Records for the exercise
•••••
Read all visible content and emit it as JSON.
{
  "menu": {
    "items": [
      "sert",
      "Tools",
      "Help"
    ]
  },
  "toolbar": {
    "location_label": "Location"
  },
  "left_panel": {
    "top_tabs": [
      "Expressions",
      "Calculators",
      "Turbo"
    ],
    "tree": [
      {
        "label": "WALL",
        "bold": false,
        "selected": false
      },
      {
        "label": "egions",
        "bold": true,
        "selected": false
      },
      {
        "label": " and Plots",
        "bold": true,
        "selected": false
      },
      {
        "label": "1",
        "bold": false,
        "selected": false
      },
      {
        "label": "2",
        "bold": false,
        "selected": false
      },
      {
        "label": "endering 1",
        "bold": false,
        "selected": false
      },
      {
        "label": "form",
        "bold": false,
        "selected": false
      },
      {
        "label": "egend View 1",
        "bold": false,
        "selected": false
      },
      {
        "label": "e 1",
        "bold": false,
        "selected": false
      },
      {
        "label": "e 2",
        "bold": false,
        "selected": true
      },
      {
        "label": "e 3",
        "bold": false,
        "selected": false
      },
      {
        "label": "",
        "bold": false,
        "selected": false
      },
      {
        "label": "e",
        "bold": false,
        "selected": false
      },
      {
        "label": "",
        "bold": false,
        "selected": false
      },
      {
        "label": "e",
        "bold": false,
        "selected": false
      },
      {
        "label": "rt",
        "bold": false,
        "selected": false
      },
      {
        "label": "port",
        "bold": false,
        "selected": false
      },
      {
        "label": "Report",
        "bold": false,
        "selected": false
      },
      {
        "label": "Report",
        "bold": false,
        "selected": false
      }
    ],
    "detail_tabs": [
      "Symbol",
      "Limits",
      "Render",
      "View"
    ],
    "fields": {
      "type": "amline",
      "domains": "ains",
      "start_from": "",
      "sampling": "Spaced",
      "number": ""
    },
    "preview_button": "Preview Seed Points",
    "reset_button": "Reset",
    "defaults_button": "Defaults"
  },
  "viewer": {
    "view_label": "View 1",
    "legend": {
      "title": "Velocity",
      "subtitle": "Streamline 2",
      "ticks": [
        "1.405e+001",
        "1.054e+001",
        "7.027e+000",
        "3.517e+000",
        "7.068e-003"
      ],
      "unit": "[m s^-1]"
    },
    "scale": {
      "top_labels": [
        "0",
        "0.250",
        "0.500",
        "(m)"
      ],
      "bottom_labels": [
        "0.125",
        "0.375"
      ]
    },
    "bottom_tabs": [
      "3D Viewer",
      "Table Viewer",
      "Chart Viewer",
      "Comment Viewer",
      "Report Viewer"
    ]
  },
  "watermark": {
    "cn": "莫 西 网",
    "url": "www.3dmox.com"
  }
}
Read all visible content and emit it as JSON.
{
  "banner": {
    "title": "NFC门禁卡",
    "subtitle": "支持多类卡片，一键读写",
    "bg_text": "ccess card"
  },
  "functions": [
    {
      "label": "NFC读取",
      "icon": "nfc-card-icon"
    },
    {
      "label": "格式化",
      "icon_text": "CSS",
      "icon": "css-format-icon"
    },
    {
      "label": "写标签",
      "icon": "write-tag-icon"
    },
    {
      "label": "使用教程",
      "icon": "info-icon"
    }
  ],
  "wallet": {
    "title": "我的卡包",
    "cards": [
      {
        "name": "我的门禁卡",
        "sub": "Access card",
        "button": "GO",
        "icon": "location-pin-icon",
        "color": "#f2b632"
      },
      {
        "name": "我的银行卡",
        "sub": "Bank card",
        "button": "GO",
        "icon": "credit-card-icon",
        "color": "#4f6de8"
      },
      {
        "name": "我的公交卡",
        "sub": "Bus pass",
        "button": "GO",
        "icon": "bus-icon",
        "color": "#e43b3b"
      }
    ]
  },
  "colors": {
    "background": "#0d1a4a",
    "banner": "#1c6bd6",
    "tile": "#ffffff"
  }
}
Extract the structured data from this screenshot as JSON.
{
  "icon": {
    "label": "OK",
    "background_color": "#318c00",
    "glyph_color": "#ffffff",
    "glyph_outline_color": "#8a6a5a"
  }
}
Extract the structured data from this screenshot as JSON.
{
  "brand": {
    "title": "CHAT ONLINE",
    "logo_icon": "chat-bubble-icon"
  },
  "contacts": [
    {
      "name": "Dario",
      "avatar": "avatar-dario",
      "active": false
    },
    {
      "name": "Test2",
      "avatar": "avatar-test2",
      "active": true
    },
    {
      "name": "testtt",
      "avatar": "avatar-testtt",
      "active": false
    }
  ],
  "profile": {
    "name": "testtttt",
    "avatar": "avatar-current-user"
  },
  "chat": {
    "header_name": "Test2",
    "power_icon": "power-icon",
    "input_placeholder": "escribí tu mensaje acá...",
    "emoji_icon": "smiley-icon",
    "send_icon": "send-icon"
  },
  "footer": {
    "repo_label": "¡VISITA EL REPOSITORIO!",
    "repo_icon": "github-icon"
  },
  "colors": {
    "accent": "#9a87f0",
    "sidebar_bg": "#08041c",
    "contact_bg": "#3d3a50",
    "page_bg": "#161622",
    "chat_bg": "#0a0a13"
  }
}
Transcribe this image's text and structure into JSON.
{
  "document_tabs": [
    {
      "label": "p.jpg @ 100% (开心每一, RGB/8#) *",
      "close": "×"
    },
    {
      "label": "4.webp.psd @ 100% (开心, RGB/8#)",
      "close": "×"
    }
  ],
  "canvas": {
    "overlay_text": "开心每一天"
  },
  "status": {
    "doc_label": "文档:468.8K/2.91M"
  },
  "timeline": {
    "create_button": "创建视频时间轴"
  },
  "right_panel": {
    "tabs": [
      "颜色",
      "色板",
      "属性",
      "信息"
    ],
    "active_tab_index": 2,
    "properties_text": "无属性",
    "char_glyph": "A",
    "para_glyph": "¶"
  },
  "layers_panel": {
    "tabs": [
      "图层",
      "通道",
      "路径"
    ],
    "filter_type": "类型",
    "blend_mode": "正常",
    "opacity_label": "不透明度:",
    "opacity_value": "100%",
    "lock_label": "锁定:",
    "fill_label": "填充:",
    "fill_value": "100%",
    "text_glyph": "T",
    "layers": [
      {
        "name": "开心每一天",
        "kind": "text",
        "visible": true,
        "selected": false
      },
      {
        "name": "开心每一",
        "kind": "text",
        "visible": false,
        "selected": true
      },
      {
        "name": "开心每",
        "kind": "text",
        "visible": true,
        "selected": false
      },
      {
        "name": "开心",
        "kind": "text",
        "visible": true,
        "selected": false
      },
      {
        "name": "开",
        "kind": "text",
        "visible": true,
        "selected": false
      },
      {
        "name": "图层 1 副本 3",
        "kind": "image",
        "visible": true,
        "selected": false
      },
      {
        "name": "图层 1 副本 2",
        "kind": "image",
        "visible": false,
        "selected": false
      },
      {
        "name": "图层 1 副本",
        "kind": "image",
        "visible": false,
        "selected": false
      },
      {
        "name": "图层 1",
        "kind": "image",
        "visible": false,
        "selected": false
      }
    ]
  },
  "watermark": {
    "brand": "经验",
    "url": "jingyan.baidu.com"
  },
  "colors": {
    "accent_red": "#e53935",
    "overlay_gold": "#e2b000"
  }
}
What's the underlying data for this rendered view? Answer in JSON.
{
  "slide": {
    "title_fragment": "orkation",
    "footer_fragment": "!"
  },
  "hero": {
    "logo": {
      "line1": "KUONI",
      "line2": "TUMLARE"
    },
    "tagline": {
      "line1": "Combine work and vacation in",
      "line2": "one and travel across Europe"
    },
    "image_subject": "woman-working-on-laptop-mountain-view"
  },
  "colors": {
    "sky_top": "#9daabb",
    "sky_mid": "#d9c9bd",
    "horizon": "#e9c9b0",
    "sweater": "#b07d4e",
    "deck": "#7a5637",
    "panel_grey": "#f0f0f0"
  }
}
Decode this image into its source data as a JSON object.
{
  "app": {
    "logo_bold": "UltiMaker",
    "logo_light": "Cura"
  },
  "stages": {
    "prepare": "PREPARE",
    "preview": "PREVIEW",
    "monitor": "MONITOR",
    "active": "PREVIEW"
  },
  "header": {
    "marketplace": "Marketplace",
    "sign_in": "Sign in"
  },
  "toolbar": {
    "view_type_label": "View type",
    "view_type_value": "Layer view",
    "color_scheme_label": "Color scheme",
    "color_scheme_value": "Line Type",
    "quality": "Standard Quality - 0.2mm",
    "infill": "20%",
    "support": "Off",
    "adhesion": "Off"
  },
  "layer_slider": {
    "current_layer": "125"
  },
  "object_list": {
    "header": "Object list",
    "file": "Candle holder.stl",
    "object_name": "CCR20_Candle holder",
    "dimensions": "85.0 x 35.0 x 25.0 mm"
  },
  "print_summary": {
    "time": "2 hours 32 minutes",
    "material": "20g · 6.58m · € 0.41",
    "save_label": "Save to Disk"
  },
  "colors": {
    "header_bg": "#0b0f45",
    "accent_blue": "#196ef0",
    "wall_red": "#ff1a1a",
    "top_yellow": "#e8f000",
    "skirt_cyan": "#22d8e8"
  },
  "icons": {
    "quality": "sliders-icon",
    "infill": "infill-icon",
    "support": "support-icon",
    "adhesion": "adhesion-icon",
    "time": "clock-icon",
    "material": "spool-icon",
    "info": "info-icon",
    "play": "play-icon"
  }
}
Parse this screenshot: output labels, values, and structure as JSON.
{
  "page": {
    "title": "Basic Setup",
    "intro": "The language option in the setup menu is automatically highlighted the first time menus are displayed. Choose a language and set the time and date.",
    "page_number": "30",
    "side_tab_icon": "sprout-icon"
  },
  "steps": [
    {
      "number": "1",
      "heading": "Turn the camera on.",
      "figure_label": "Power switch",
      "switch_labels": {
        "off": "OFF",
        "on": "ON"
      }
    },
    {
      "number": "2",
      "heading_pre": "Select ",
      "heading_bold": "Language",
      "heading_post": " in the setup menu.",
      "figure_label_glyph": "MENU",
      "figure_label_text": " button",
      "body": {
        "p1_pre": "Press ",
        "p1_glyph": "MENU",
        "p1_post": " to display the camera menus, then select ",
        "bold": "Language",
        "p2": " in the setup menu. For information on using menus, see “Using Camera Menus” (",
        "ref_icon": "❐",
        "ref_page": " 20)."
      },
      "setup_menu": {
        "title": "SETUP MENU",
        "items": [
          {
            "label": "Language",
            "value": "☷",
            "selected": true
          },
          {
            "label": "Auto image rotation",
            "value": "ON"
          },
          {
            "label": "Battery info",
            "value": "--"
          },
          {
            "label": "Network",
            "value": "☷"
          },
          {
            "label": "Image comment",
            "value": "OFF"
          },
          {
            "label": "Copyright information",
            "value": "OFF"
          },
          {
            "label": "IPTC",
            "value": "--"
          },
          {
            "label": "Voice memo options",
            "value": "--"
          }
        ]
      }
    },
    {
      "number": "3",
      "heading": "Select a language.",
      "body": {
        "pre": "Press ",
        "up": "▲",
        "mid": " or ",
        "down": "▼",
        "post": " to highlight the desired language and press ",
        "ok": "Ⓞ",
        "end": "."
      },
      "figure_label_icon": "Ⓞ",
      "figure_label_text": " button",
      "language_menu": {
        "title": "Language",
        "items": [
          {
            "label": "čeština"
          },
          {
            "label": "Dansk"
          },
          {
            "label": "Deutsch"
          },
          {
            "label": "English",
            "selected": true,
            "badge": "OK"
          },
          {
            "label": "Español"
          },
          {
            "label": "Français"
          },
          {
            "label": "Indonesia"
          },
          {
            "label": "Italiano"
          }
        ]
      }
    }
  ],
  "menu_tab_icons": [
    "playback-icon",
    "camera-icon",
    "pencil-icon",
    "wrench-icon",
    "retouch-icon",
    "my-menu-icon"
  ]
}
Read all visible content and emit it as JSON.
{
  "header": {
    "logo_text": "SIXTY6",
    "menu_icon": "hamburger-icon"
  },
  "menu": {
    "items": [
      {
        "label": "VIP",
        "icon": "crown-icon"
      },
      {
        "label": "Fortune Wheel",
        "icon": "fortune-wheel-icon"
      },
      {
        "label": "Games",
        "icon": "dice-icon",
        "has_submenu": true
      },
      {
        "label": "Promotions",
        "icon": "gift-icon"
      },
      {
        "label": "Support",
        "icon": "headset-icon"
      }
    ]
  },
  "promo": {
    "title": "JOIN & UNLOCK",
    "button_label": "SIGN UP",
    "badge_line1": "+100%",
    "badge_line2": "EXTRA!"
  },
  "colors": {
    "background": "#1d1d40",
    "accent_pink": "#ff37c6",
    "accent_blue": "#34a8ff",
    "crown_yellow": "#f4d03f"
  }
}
•••••
What the exercise asks
Gather up the lines containing the word "this" from these records and copy them.

Answer
Extract the structured data from this screenshot as JSON.
Extract the structured data from this screenshot as JSON.
Transcribe this image's text and structure into JSON.
What's the underlying data for this rendered view? Answer in JSON.
Decode this image into its source data as a JSON object.
Parse this screenshot: output labels, values, and structure as JSON.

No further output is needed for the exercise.